> _Description of the task_: Quote the whole listing word for word, please.

> _Task data_:
--- Start ---

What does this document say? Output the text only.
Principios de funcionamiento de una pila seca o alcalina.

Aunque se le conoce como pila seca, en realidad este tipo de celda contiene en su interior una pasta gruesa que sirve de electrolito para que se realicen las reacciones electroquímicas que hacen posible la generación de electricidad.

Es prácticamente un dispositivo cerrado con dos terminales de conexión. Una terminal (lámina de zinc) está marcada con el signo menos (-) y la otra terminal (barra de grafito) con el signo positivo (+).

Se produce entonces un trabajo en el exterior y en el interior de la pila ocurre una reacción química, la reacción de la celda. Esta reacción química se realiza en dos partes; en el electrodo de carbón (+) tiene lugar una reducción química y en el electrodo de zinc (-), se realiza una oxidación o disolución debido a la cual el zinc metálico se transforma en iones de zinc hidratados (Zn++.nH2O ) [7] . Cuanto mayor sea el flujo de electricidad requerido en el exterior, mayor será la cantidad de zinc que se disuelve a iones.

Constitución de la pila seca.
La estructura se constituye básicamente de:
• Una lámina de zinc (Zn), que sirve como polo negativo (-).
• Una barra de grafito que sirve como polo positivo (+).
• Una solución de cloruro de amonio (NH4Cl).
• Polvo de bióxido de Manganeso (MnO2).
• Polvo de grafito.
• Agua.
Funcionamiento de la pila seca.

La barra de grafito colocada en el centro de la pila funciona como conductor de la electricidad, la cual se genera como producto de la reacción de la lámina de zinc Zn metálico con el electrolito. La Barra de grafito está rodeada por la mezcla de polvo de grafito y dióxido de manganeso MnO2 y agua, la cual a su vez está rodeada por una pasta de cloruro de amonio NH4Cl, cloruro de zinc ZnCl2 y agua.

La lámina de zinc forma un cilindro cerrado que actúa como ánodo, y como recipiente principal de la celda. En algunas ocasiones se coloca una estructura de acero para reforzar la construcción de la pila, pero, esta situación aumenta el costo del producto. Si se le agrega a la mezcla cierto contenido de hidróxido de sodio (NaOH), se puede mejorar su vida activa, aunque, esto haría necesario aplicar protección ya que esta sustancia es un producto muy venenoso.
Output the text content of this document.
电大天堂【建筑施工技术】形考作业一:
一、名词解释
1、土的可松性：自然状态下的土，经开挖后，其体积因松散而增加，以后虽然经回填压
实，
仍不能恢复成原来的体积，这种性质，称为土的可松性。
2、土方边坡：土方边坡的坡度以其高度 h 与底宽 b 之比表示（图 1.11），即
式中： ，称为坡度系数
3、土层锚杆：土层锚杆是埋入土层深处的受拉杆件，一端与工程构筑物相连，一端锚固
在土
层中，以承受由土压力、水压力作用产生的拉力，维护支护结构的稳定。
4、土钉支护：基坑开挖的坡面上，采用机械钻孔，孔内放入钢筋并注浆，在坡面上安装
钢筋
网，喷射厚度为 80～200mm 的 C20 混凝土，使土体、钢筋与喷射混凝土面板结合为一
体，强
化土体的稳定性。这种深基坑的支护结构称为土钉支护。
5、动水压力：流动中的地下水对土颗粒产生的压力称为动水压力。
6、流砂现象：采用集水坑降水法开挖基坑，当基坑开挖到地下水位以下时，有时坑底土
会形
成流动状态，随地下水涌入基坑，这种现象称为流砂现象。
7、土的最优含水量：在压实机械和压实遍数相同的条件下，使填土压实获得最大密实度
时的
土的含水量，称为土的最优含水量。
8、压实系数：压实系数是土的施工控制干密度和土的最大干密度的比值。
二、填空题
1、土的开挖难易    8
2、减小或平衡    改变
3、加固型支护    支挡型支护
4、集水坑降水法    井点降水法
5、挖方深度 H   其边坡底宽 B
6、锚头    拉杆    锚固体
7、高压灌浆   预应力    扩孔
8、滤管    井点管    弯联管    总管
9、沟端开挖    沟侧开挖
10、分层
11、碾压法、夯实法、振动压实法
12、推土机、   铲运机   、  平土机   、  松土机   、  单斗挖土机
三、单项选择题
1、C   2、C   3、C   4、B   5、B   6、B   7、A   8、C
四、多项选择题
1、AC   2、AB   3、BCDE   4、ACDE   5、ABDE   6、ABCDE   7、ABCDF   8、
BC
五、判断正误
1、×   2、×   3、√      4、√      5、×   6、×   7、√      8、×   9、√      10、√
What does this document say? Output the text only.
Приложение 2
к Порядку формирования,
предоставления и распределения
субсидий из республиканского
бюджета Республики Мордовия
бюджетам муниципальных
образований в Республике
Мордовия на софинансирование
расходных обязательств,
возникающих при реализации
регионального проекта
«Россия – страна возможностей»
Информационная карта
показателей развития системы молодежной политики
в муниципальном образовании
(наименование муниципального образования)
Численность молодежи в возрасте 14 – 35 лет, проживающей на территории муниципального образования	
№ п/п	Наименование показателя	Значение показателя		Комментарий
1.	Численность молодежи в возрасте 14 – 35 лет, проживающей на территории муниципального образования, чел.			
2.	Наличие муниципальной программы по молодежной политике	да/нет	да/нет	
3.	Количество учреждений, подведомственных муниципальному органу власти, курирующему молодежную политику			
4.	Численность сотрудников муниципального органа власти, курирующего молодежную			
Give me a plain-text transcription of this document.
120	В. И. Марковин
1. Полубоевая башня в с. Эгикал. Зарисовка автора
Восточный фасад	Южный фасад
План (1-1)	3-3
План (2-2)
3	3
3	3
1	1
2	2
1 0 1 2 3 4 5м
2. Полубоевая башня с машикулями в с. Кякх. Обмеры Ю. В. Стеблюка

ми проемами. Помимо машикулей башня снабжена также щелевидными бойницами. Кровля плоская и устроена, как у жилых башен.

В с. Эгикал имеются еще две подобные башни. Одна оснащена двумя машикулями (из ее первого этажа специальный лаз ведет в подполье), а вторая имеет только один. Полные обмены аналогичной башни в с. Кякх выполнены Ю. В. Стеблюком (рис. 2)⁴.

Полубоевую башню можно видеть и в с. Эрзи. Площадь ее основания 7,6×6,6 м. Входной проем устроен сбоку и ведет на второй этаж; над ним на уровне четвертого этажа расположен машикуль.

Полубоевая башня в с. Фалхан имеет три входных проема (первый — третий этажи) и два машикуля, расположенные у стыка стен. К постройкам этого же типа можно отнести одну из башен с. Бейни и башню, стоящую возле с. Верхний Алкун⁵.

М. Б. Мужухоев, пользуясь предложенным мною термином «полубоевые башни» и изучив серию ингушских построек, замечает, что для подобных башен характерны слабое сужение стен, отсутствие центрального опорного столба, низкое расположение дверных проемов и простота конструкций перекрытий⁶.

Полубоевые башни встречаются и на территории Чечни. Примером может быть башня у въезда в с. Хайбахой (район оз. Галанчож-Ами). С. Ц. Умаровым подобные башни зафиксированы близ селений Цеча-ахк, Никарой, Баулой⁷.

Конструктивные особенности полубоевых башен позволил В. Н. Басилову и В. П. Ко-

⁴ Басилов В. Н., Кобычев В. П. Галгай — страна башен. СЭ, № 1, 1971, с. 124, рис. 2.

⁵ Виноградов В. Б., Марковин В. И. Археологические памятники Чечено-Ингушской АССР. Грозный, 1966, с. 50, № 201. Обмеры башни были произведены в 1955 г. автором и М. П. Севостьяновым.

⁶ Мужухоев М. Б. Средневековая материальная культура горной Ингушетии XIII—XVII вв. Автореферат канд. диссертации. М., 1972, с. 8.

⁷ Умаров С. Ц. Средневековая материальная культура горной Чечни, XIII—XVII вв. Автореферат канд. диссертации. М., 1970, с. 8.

--- End ---

> _Full response_:
What does this document say? Output the text only.
Principios de funcionamiento de una pila seca o alcalina.

Aunque se le conoce como pila seca, en realidad este tipo de celda contiene en su interior una pasta gruesa que sirve de electrolito para que se realicen las reacciones electroquímicas que hacen posible la generación de electricidad.

Es prácticamente un dispositivo cerrado con dos terminales de conexión. Una terminal (lámina de zinc) está marcada con el signo menos (-) y la otra terminal (barra de grafito) con el signo positivo (+).

Se produce entonces un trabajo en el exterior y en el interior de la pila ocurre una reacción química, la reacción de la celda. Esta reacción química se realiza en dos partes; en el electrodo de carbón (+) tiene lugar una reducción química y en el electrodo de zinc (-), se realiza una oxidación o disolución debido a la cual el zinc metálico se transforma en iones de zinc hidratados (Zn++.nH2O ) [7] . Cuanto mayor sea el flujo de electricidad requerido en el exterior, mayor será la cantidad de zinc que se disuelve a iones.

Constitución de la pila seca.
La estructura se constituye básicamente de:
• Una lámina de zinc (Zn), que sirve como polo negativo (-).
• Una barra de grafito que sirve como polo positivo (+).
• Una solución de cloruro de amonio (NH4Cl).
• Polvo de bióxido de Manganeso (MnO2).
• Polvo de grafito.
• Agua.
Funcionamiento de la pila seca.

La barra de grafito colocada en el centro de la pila funciona como conductor de la electricidad, la cual se genera como producto de la reacción de la lámina de zinc Zn metálico con el electrolito. La Barra de grafito está rodeada por la mezcla de polvo de grafito y dióxido de manganeso MnO2 y agua, la cual a su vez está rodeada por una pasta de cloruro de amonio NH4Cl, cloruro de zinc ZnCl2 y agua.

La lámina de zinc forma un cilindro cerrado que actúa como ánodo, y como recipiente principal de la celda. En algunas ocasiones se coloca una estructura de acero para reforzar la construcción de la pila, pero, esta situación aumenta el costo del producto. Si se le agrega a la mezcla cierto contenido de hidróxido de sodio (NaOH), se puede mejorar su vida activa, aunque, esto haría necesario aplicar protección ya que esta sustancia es un producto muy venenoso.
Output the text content of this document.
电大天堂【建筑施工技术】形考作业一:
一、名词解释
1、土的可松性：自然状态下的土，经开挖后，其体积因松散而增加，以后虽然经回填压
实，
仍不能恢复成原来的体积，这种性质，称为土的可松性。
2、土方边坡：土方边坡的坡度以其高度 h 与底宽 b 之比表示（图 1.11），即
式中： ，称为坡度系数
3、土层锚杆：土层锚杆是埋入土层深处的受拉杆件，一端与工程构筑物相连，一端锚固
在土
层中，以承受由土压力、水压力作用产生的拉力，维护支护结构的稳定。
4、土钉支护：基坑开挖的坡面上，采用机械钻孔，孔内放入钢筋并注浆，在坡面上安装
钢筋
网，喷射厚度为 80～200mm 的 C20 混凝土，使土体、钢筋与喷射混凝土面板结合为一
体，强
化土体的稳定性。这种深基坑的支护结构称为土钉支护。
5、动水压力：流动中的地下水对土颗粒产生的压力称为动水压力。
6、流砂现象：采用集水坑降水法开挖基坑，当基坑开挖到地下水位以下时，有时坑底土
会形
成流动状态，随地下水涌入基坑，这种现象称为流砂现象。
7、土的最优含水量：在压实机械和压实遍数相同的条件下，使填土压实获得最大密实度
时的
土的含水量，称为土的最优含水量。
8、压实系数：压实系数是土的施工控制干密度和土的最大干密度的比值。
二、填空题
1、土的开挖难易    8
2、减小或平衡    改变
3、加固型支护    支挡型支护
4、集水坑降水法    井点降水法
5、挖方深度 H   其边坡底宽 B
6、锚头    拉杆    锚固体
7、高压灌浆   预应力    扩孔
8、滤管    井点管    弯联管    总管
9、沟端开挖    沟侧开挖
10、分层
11、碾压法、夯实法、振动压实法
12、推土机、   铲运机   、  平土机   、  松土机   、  单斗挖土机
三、单项选择题
1、C   2、C   3、C   4、B   5、B   6、B   7、A   8、C
四、多项选择题
1、AC   2、AB   3、BCDE   4、ACDE   5、ABDE   6、ABCDE   7、ABCDF   8、
BC
五、判断正误
1、×   2、×   3、√      4、√      5、×   6、×   7、√      8、×   9、√      10、√
What does this document say? Output the text only.
Приложение 2
к Порядку формирования,
предоставления и распределения
субсидий из республиканского
бюджета Республики Мордовия
бюджетам муниципальных
образований в Республике
Мордовия на софинансирование
расходных обязательств,
возникающих при реализации
регионального проекта
«Россия – страна возможностей»
Информационная карта
показателей развития системы молодежной политики
в муниципальном образовании
(наименование муниципального образования)
Численность молодежи в возрасте 14 – 35 лет, проживающей на территории муниципального образования	
№ п/п	Наименование показателя	Значение показателя		Комментарий
1.	Численность молодежи в возрасте 14 – 35 лет, проживающей на территории муниципального образования, чел.			
2.	Наличие муниципальной программы по молодежной политике	да/нет	да/нет	
3.	Количество учреждений, подведомственных муниципальному органу власти, курирующему молодежную политику			
4.	Численность сотрудников муниципального органа власти, курирующего молодежную			
Give me a plain-text transcription of this document.
120	В. И. Марковин
1. Полубоевая башня в с. Эгикал. Зарисовка автора
Восточный фасад	Южный фасад
План (1-1)	3-3
План (2-2)
3	3
3	3
1	1
2	2
1 0 1 2 3 4 5м
2. Полубоевая башня с машикулями в с. Кякх. Обмеры Ю. В. Стеблюка

ми проемами. Помимо машикулей башня снабжена также щелевидными бойницами. Кровля плоская и устроена, как у жилых башен.

В с. Эгикал имеются еще две подобные башни. Одна оснащена двумя машикулями (из ее первого этажа специальный лаз ведет в подполье), а вторая имеет только один. Полные обмены аналогичной башни в с. Кякх выполнены Ю. В. Стеблюком (рис. 2)⁴.

Полубоевую башню можно видеть и в с. Эрзи. Площадь ее основания 7,6×6,6 м. Входной проем устроен сбоку и ведет на второй этаж; над ним на уровне четвертого этажа расположен машикуль.

Полубоевая башня в с. Фалхан имеет три входных проема (первый — третий этажи) и два машикуля, расположенные у стыка стен. К постройкам этого же типа можно отнести одну из башен с. Бейни и башню, стоящую возле с. Верхний Алкун⁵.

М. Б. Мужухоев, пользуясь предложенным мною термином «полубоевые башни» и изучив серию ингушских построек, замечает, что для подобных башен характерны слабое сужение стен, отсутствие центрального опорного столба, низкое расположение дверных проемов и простота конструкций перекрытий⁶.

Полубоевые башни встречаются и на территории Чечни. Примером может быть башня у въезда в с. Хайбахой (район оз. Галанчож-Ами). С. Ц. Умаровым подобные башни зафиксированы близ селений Цеча-ахк, Никарой, Баулой⁷.

Конструктивные особенности полубоевых башен позволил В. Н. Басилову и В. П. Ко-

⁴ Басилов В. Н., Кобычев В. П. Галгай — страна башен. СЭ, № 1, 1971, с. 124, рис. 2.

⁵ Виноградов В. Б., Марковин В. И. Археологические памятники Чечено-Ингушской АССР. Грозный, 1966, с. 50, № 201. Обмеры башни были произведены в 1955 г. автором и М. П. Севостьяновым.

⁶ Мужухоев М. Б. Средневековая материальная культура горной Ингушетии XIII—XVII вв. Автореферат канд. диссертации. М., 1972, с. 8.

⁷ Умаров С. Ц. Средневековая материальная культура горной Чечни, XIII—XVII вв. Автореферат канд. диссертации. М., 1970, с. 8.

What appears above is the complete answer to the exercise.